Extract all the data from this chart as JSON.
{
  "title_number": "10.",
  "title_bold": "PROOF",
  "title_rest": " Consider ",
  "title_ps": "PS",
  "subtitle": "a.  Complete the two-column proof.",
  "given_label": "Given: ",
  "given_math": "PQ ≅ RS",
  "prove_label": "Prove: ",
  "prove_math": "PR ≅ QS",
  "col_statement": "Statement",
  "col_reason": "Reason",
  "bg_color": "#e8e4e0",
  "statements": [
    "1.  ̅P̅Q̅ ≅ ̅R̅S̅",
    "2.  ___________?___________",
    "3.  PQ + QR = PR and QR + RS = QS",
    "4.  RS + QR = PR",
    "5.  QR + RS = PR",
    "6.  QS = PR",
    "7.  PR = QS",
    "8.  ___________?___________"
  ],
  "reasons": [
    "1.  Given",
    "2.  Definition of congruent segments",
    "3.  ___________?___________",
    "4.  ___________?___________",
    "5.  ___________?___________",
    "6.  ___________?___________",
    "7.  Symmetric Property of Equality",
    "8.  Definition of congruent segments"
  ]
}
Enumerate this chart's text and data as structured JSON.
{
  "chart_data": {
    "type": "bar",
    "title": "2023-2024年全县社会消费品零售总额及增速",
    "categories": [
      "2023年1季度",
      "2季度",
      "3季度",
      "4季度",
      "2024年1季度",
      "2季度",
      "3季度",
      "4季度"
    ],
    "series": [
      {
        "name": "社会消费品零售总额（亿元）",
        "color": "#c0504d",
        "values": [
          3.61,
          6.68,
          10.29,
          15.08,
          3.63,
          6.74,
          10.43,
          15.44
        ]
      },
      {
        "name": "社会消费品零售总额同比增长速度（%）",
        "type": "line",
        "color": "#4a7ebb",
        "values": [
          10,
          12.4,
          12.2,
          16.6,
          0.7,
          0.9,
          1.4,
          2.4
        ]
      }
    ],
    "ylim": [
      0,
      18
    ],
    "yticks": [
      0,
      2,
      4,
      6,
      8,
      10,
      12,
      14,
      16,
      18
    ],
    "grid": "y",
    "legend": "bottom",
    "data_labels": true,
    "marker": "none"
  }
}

----

» **TASK PROMPT**
In the records above, find each line that holds the word "Definition"; copy all such lines.

» **CORRECT RESPONSE**
    "2.  Definition of congruent segments",
    "8.  Definition of congruent segments"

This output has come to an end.